• WRITTEN PROBLEM:
Exclude the pictures and reproduce the remaining data exactly as written.

• DATASET EXTRACT:
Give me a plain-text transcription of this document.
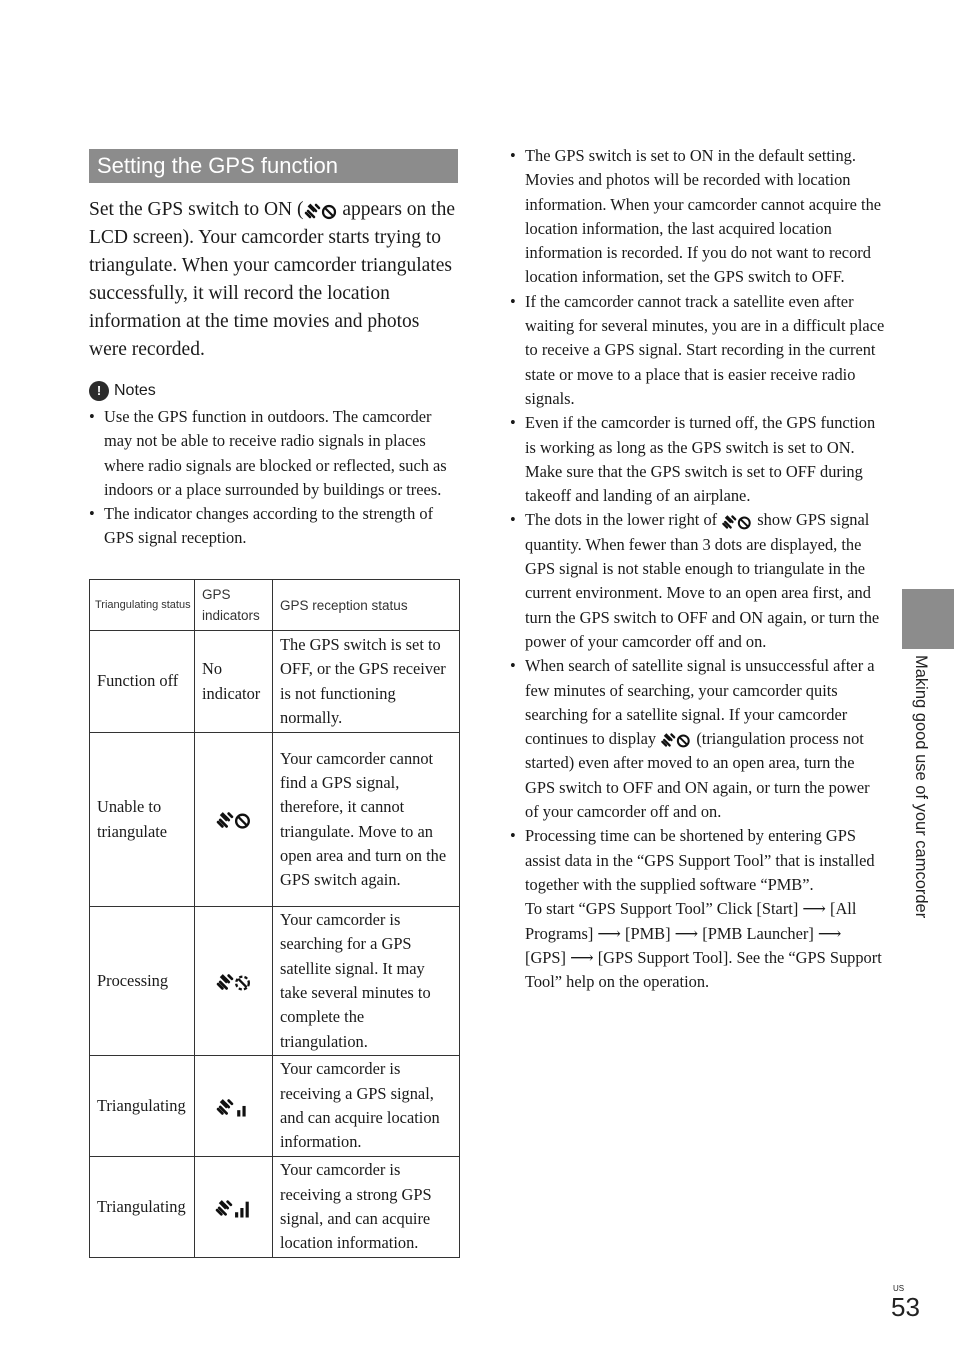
Setting the GPS function

Set the GPS switch to ON ( appears on the LCD screen). Your camcorder starts trying to triangulate. When your camcorder triangulates successfully, it will record the location information at the time movies and photos were recorded.

! Notes
• Use the GPS function in outdoors. The camcorder may not be able to receive radio signals in places where radio signals are blocked or reflected, such as indoors or a place surrounded by buildings or trees.
• The indicator changes according to the strength of GPS signal reception.
Triangulating status	GPS indicators	GPS reception status
Function off	No indicator	The GPS switch is set to OFF, or the GPS receiver is not functioning normally.
Unable to triangulate		Your camcorder cannot find a GPS signal, therefore, it cannot triangulate. Move to an open area and turn on the GPS switch again.
Processing		Your camcorder is searching for a GPS satellite signal. It may take several minutes to complete the triangulation.
Triangulating		Your camcorder is receiving a GPS signal, and can acquire location information.
Triangulating		Your camcorder is receiving a strong GPS signal, and can acquire location information.
• The GPS switch is set to ON in the default setting. Movies and photos will be recorded with location information. When your camcorder cannot acquire the location information, the last acquired location information is recorded. If you do not want to record location information, set the GPS switch to OFF.
• If the camcorder cannot track a satellite even after waiting for several minutes, you are in a difficult place to receive a GPS signal. Start recording in the current state or move to a place that is easier receive radio signals.
• Even if the camcorder is turned off, the GPS function is working as long as the GPS switch is set to ON. Make sure that the GPS switch is set to OFF during takeoff and landing of an airplane.
• The dots in the lower right of  show GPS signal quantity. When fewer than 3 dots are displayed, the GPS signal is not stable enough to triangulate in the current environment. Move to an open area first, and turn the GPS switch to OFF and ON again, or turn the power of your camcorder off and on.
• When search of satellite signal is unsuccessful after a few minutes of searching, your camcorder quits searching for a satellite signal. If your camcorder continues to display  (triangulation process not started) even after moved to an open area, turn the GPS switch to OFF and ON again, or turn the power of your camcorder off and on.
• Processing time can be shortened by entering GPS assist data in the “GPS Support Tool” that is installed together with the supplied software “PMB”.
To start “GPS Support Tool” Click [Start] ⟶ [All Programs] ⟶ [PMB] ⟶ [PMB Launcher] ⟶ [GPS] ⟶ [GPS Support Tool]. See the “GPS Support Tool” help on the operation.
Making good use of your camcorder
US
53
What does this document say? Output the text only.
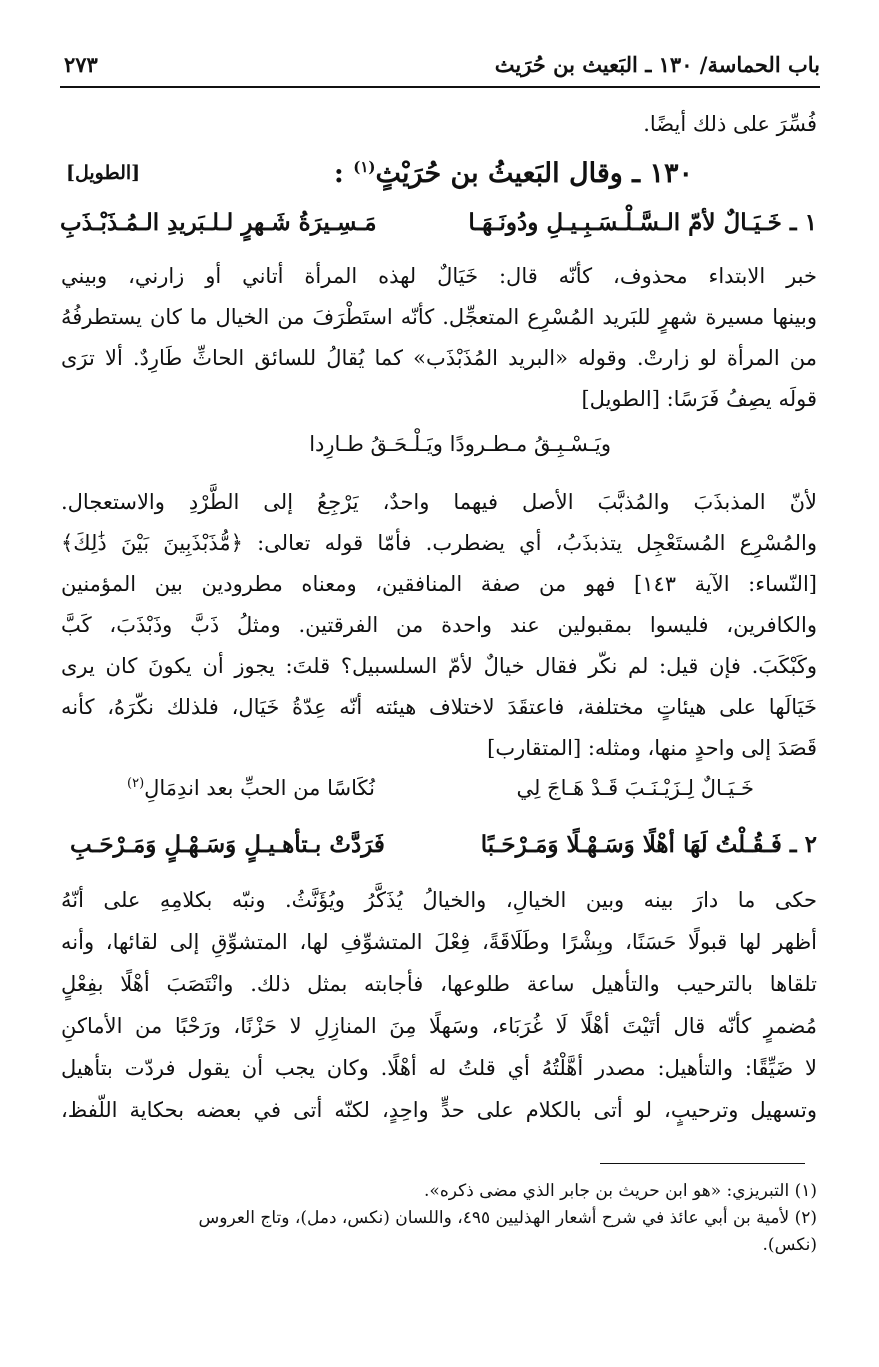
باب الحماسة/ ١٣٠ ـ البَعيث بن حُرَيث
٢٧٣
فُسِّرَ على ذلك أيضًا.
١٣٠ ـ وقال البَعيثُ بن حُرَيْثٍ$^{(١)}$ :
[الطويل]
١ ـ خَـيَـالٌ لأمّ الـسَّـلْـسَـبِـيـلِ ودُونَـهَـا
مَـسِـيرَةُ شَـهرٍ لـلـبَريدِ الـمُـذَبْـذَبِ
خبر الابتداء محذوف، كأنّه قال: خَيَالٌ لهذه المرأة أتاني أو زارني، وبيني
وبينها مسيرة شهرٍ للبَريد المُسْرِع المتعجِّل. كأنّه استَطْرَفَ من الخيال ما كان يستطرفُهُ
من المرأة لو زارتْ. وقوله «البريد المُذَبْذَب» كما يُقالُ للسائق الحاثِّ طَارِدٌ. ألا ترَى
قولَه يصِفُ فَرَسًا: [الطويل]
ويَـسْـبِـقُ مـطـرودًا ويَـلْـحَـقُ طـارِدا
لأنّ المذبذَبَ والمُذبَّبَ الأصل فيهما واحدٌ، يَرْجِعُ إلى الطَّرْدِ والاستعجال.
والمُسْرِع المُستَعْجِل يتذبذَبُ، أي يضطرب. فأمّا قوله تعالى: ﴿مُّذَبْذَبِينَ بَيْنَ ذَٰلِكَ﴾
[النّساء: الآية ١٤٣] فهو من صفة المنافقين، ومعناه مطرودين بين المؤمنين
والكافرين، فليسوا بمقبولين عند واحدة من الفرقتين. ومثلُ ذَبَّ وذَبْذَبَ، كَبَّ
وكَبْكَبَ. فإن قيل: لم نكّر فقال خيالٌ لأمّ السلسبيل؟ قلتَ: يجوز أن يكونَ كان يرى
خَيَالَها على هيئاتٍ مختلفة، فاعتقَدَ لاختلاف هيئته أنّه عِدّةُ خَيَال، فلذلك نكّرَهُ، كأنه
قَصَدَ إلى واحدٍ منها، ومثله: [المتقارب]
خَـيَـالٌ لِـزَيْـنَـبَ قَـدْ هَـاجَ لِي
نُكَاسًا من الحبِّ بعد اندِمَالِ$^{(٢)}$
٢ ـ فَـقُـلْتُ لَهَا أهْلًا وَسَـهْـلًا وَمَـرْحَـبًا
فَرَدَّتْ بـتأهـيـلٍ وَسَـهْـلٍ وَمَـرْحَـبِ
حكى ما دارَ بينه وبين الخيالِ، والخيالُ يُذَكَّرُ ويُؤَنَّثُ. ونبّه بكلامِهِ على أنّهُ
أظهر لها قبولًا حَسَنًا، وبِشْرًا وطَلَاقَةً، فِعْلَ المتشوِّفِ لها، المتشوِّقِ إلى لقائها، وأنه
تلقاها بالترحيب والتأهيل ساعة طلوعها، فأجابته بمثل ذلك. وانْتَصَبَ أهْلًا بفِعْلٍ
مُضمرٍ كأنّه قال أتَيْتَ أهْلًا لَا غُرَبَاء، وسَهلًا مِنَ المنازِلِ لا حَزْنًا، ورَحْبًا من الأماكنِ
لا ضَيِّقًا: والتأهيل: مصدر أهَّلْتُهُ أي قلتُ له أهْلًا. وكان يجب أن يقول فردّت بتأهيل
وتسهيل وترحيبٍ، لو أتى بالكلام على حدٍّ واحِدٍ، لكنّه أتى في بعضه بحكاية اللّفظ،
(١) التبريزي: «هو ابن حريث بن جابر الذي مضى ذكره».
(٢) لأمية بن أبي عائذ في شرح أشعار الهذليين ٤٩٥، واللسان (نكس، دمل)، وتاج العروس
(نكس).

• REPLY TO THE EXERCISE:
Give me a plain-text transcription of this document.
Setting the GPS function

Set the GPS switch to ON ( appears on the LCD screen). Your camcorder starts trying to triangulate. When your camcorder triangulates successfully, it will record the location information at the time movies and photos were recorded.

! Notes
• Use the GPS function in outdoors. The camcorder may not be able to receive radio signals in places where radio signals are blocked or reflected, such as indoors or a place surrounded by buildings or trees.
• The indicator changes according to the strength of GPS signal reception.
Triangulating status	GPS indicators	GPS reception status
Function off	No indicator	The GPS switch is set to OFF, or the GPS receiver is not functioning normally.
Unable to triangulate		Your camcorder cannot find a GPS signal, therefore, it cannot triangulate. Move to an open area and turn on the GPS switch again.
Processing		Your camcorder is searching for a GPS satellite signal. It may take several minutes to complete the triangulation.
Triangulating		Your camcorder is receiving a GPS signal, and can acquire location information.
Triangulating		Your camcorder is receiving a strong GPS signal, and can acquire location information.
• The GPS switch is set to ON in the default setting. Movies and photos will be recorded with location information. When your camcorder cannot acquire the location information, the last acquired location information is recorded. If you do not want to record location information, set the GPS switch to OFF.
• If the camcorder cannot track a satellite even after waiting for several minutes, you are in a difficult place to receive a GPS signal. Start recording in the current state or move to a place that is easier receive radio signals.
• Even if the camcorder is turned off, the GPS function is working as long as the GPS switch is set to ON. Make sure that the GPS switch is set to OFF during takeoff and landing of an airplane.
• The dots in the lower right of  show GPS signal quantity. When fewer than 3 dots are displayed, the GPS signal is not stable enough to triangulate in the current environment. Move to an open area first, and turn the GPS switch to OFF and ON again, or turn the power of your camcorder off and on.
• When search of satellite signal is unsuccessful after a few minutes of searching, your camcorder quits searching for a satellite signal. If your camcorder continues to display  (triangulation process not started) even after moved to an open area, turn the GPS switch to OFF and ON again, or turn the power of your camcorder off and on.
• Processing time can be shortened by entering GPS assist data in the “GPS Support Tool” that is installed together with the supplied software “PMB”.
To start “GPS Support Tool” Click [Start] ⟶ [All Programs] ⟶ [PMB] ⟶ [PMB Launcher] ⟶ [GPS] ⟶ [GPS Support Tool]. See the “GPS Support Tool” help on the operation.
Making good use of your camcorder
US
53
What does this document say? Output the text only.
باب الحماسة/ ١٣٠ ـ البَعيث بن حُرَيث
٢٧٣
فُسِّرَ على ذلك أيضًا.
١٣٠ ـ وقال البَعيثُ بن حُرَيْثٍ$^{(١)}$ :
[الطويل]
١ ـ خَـيَـالٌ لأمّ الـسَّـلْـسَـبِـيـلِ ودُونَـهَـا
مَـسِـيرَةُ شَـهرٍ لـلـبَريدِ الـمُـذَبْـذَبِ
خبر الابتداء محذوف، كأنّه قال: خَيَالٌ لهذه المرأة أتاني أو زارني، وبيني
وبينها مسيرة شهرٍ للبَريد المُسْرِع المتعجِّل. كأنّه استَطْرَفَ من الخيال ما كان يستطرفُهُ
من المرأة لو زارتْ. وقوله «البريد المُذَبْذَب» كما يُقالُ للسائق الحاثِّ طَارِدٌ. ألا ترَى
قولَه يصِفُ فَرَسًا: [الطويل]
ويَـسْـبِـقُ مـطـرودًا ويَـلْـحَـقُ طـارِدا
لأنّ المذبذَبَ والمُذبَّبَ الأصل فيهما واحدٌ، يَرْجِعُ إلى الطَّرْدِ والاستعجال.
والمُسْرِع المُستَعْجِل يتذبذَبُ، أي يضطرب. فأمّا قوله تعالى: ﴿مُّذَبْذَبِينَ بَيْنَ ذَٰلِكَ﴾
[النّساء: الآية ١٤٣] فهو من صفة المنافقين، ومعناه مطرودين بين المؤمنين
والكافرين، فليسوا بمقبولين عند واحدة من الفرقتين. ومثلُ ذَبَّ وذَبْذَبَ، كَبَّ
وكَبْكَبَ. فإن قيل: لم نكّر فقال خيالٌ لأمّ السلسبيل؟ قلتَ: يجوز أن يكونَ كان يرى
خَيَالَها على هيئاتٍ مختلفة، فاعتقَدَ لاختلاف هيئته أنّه عِدّةُ خَيَال، فلذلك نكّرَهُ، كأنه
قَصَدَ إلى واحدٍ منها، ومثله: [المتقارب]
خَـيَـالٌ لِـزَيْـنَـبَ قَـدْ هَـاجَ لِي
نُكَاسًا من الحبِّ بعد اندِمَالِ$^{(٢)}$
٢ ـ فَـقُـلْتُ لَهَا أهْلًا وَسَـهْـلًا وَمَـرْحَـبًا
فَرَدَّتْ بـتأهـيـلٍ وَسَـهْـلٍ وَمَـرْحَـبِ
حكى ما دارَ بينه وبين الخيالِ، والخيالُ يُذَكَّرُ ويُؤَنَّثُ. ونبّه بكلامِهِ على أنّهُ
أظهر لها قبولًا حَسَنًا، وبِشْرًا وطَلَاقَةً، فِعْلَ المتشوِّفِ لها، المتشوِّقِ إلى لقائها، وأنه
تلقاها بالترحيب والتأهيل ساعة طلوعها، فأجابته بمثل ذلك. وانْتَصَبَ أهْلًا بفِعْلٍ
مُضمرٍ كأنّه قال أتَيْتَ أهْلًا لَا غُرَبَاء، وسَهلًا مِنَ المنازِلِ لا حَزْنًا، ورَحْبًا من الأماكنِ
لا ضَيِّقًا: والتأهيل: مصدر أهَّلْتُهُ أي قلتُ له أهْلًا. وكان يجب أن يقول فردّت بتأهيل
وتسهيل وترحيبٍ، لو أتى بالكلام على حدٍّ واحِدٍ، لكنّه أتى في بعضه بحكاية اللّفظ،
(١) التبريزي: «هو ابن حريث بن جابر الذي مضى ذكره».
(٢) لأمية بن أبي عائذ في شرح أشعار الهذليين ٤٩٥، واللسان (نكس، دمل)، وتاج العروس
(نكس).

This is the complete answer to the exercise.